» What is required
Quote all of the data exactly as given. Skip every picture it contains.

(Stored dataset items)

-- Start --

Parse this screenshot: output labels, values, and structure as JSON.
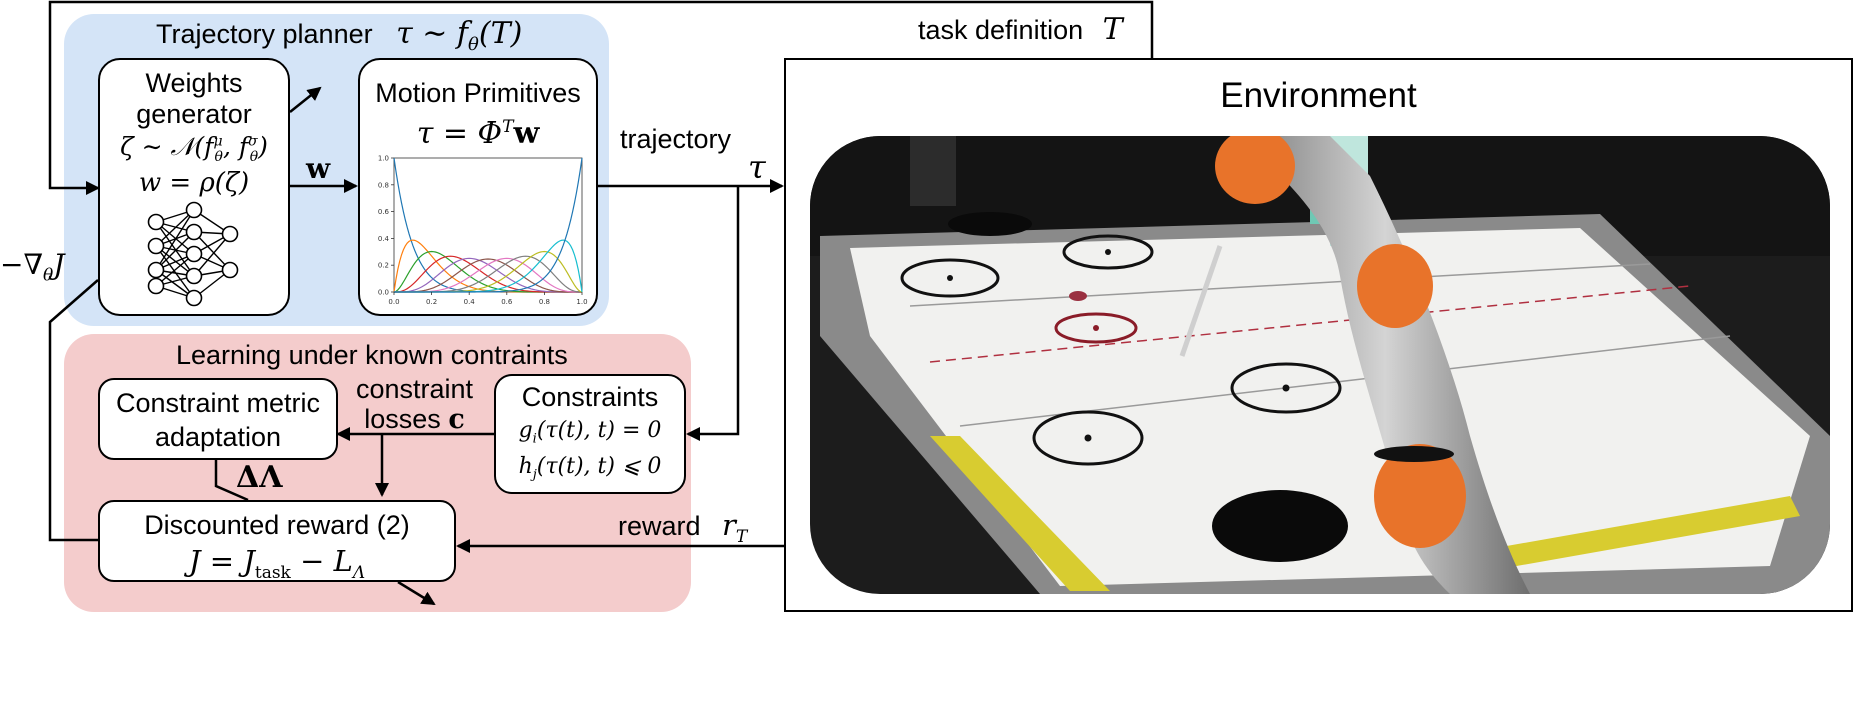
{
  "task_definition": {
    "label": "task definition",
    "symbol": "T"
  },
  "planner": {
    "title": "Trajectory planner",
    "formula": "τ ∼ f",
    "formula_sub": "θ",
    "formula_arg": "(T)",
    "color": "#d4e4f7"
  },
  "weights_generator": {
    "line1": "Weights",
    "line2": "generator",
    "dist": "ζ ∼ 𝒩(f",
    "dist_sub1": "θ",
    "dist_sup1": "μ",
    "dist_mid": ", f",
    "dist_sub2": "θ",
    "dist_sup2": "σ",
    "dist_end": ")",
    "wdef": "w = ρ(ζ)"
  },
  "w_label": "w",
  "motion_primitives": {
    "title": "Motion Primitives",
    "formula": "τ = Φ",
    "formula_sup": "T",
    "formula_end": "w"
  },
  "trajectory": {
    "label": "trajectory",
    "symbol": "τ"
  },
  "environment": {
    "title": "Environment"
  },
  "gradient": {
    "label": "−∇",
    "sub": "θ",
    "end": "J"
  },
  "learning": {
    "title": "Learning under known contraints",
    "color": "#f4cccc"
  },
  "constraint_metric": {
    "line1": "Constraint metric",
    "line2": "adaptation"
  },
  "constraint_losses": {
    "line1": "constraint",
    "line2": "losses",
    "symbol": "c"
  },
  "constraints": {
    "title": "Constraints",
    "eq1": "g",
    "eq1_sub": "i",
    "eq1_rest": "(τ(t), t) = 0",
    "eq2": "h",
    "eq2_sub": "j",
    "eq2_rest": "(τ(t), t) ⩽ 0"
  },
  "delta_lambda": "ΔΛ",
  "discounted_reward": {
    "title": "Discounted reward (2)",
    "J": "J = J",
    "J_sub": "task",
    "J_mid": " − L",
    "J_sub2": "Λ"
  },
  "reward": {
    "label": "reward",
    "symbol": "r",
    "sub": "T"
  },
  "chart_data": {
    "type": "line",
    "title": "",
    "xlabel": "",
    "ylabel": "",
    "xlim": [
      0,
      1
    ],
    "ylim": [
      0,
      1
    ],
    "xticks": [
      "0.0",
      "0.2",
      "0.4",
      "0.6",
      "0.8",
      "1.0"
    ],
    "yticks": [
      "0.0",
      "0.2",
      "0.4",
      "0.6",
      "0.8",
      "1.0"
    ],
    "degree": 10,
    "series": [
      {
        "index": 0,
        "color": "#1f77b4"
      },
      {
        "index": 1,
        "color": "#ff7f0e"
      },
      {
        "index": 2,
        "color": "#2ca02c"
      },
      {
        "index": 3,
        "color": "#d62728"
      },
      {
        "index": 4,
        "color": "#9467bd"
      },
      {
        "index": 5,
        "color": "#8c564b"
      },
      {
        "index": 6,
        "color": "#e377c2"
      },
      {
        "index": 7,
        "color": "#7f7f7f"
      },
      {
        "index": 8,
        "color": "#bcbd22"
      },
      {
        "index": 9,
        "color": "#17becf"
      },
      {
        "index": 10,
        "color": "#1f77b4"
      }
    ]
  }
}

-- End --

» Written answer
Parse this screenshot: output labels, values, and structure as JSON.
{
  "task_definition": {
    "label": "task definition",
    "symbol": "T"
  },
  "planner": {
    "title": "Trajectory planner",
    "formula": "τ ∼ f",
    "formula_sub": "θ",
    "formula_arg": "(T)",
    "color": "#d4e4f7"
  },
  "weights_generator": {
    "line1": "Weights",
    "line2": "generator",
    "dist": "ζ ∼ 𝒩(f",
    "dist_sub1": "θ",
    "dist_sup1": "μ",
    "dist_mid": ", f",
    "dist_sub2": "θ",
    "dist_sup2": "σ",
    "dist_end": ")",
    "wdef": "w = ρ(ζ)"
  },
  "w_label": "w",
  "motion_primitives": {
    "title": "Motion Primitives",
    "formula": "τ = Φ",
    "formula_sup": "T",
    "formula_end": "w"
  },
  "trajectory": {
    "label": "trajectory",
    "symbol": "τ"
  },
  "environment": {
    "title": "Environment"
  },
  "gradient": {
    "label": "−∇",
    "sub": "θ",
    "end": "J"
  },
  "learning": {
    "title": "Learning under known contraints",
    "color": "#f4cccc"
  },
  "constraint_metric": {
    "line1": "Constraint metric",
    "line2": "adaptation"
  },
  "constraint_losses": {
    "line1": "constraint",
    "line2": "losses",
    "symbol": "c"
  },
  "constraints": {
    "title": "Constraints",
    "eq1": "g",
    "eq1_sub": "i",
    "eq1_rest": "(τ(t), t) = 0",
    "eq2": "h",
    "eq2_sub": "j",
    "eq2_rest": "(τ(t), t) ⩽ 0"
  },
  "delta_lambda": "ΔΛ",
  "discounted_reward": {
    "title": "Discounted reward (2)",
    "J": "J = J",
    "J_sub": "task",
    "J_mid": " − L",
    "J_sub2": "Λ"
  },
  "reward": {
    "label": "reward",
    "symbol": "r",
    "sub": "T"
  },
  "chart_data": {
    "type": "line",
    "title": "",
    "xlabel": "",
    "ylabel": "",
    "xlim": [
      0,
      1
    ],
    "ylim": [
      0,
      1
    ],
    "xticks": [
      "0.0",
      "0.2",
      "0.4",
      "0.6",
      "0.8",
      "1.0"
    ],
    "yticks": [
      "0.0",
      "0.2",
      "0.4",
      "0.6",
      "0.8",
      "1.0"
    ],
    "degree": 10,
    "series": [
      {
        "index": 0,
        "color": "#1f77b4"
      },
      {
        "index": 1,
        "color": "#ff7f0e"
      },
      {
        "index": 2,
        "color": "#2ca02c"
      },
      {
        "index": 3,
        "color": "#d62728"
      },
      {
        "index": 4,
        "color": "#9467bd"
      },
      {
        "index": 5,
        "color": "#8c564b"
      },
      {
        "index": 6,
        "color": "#e377c2"
      },
      {
        "index": 7,
        "color": "#7f7f7f"
      },
      {
        "index": 8,
        "color": "#bcbd22"
      },
      {
        "index": 9,
        "color": "#17becf"
      },
      {
        "index": 10,
        "color": "#1f77b4"
      }
    ]
  }
}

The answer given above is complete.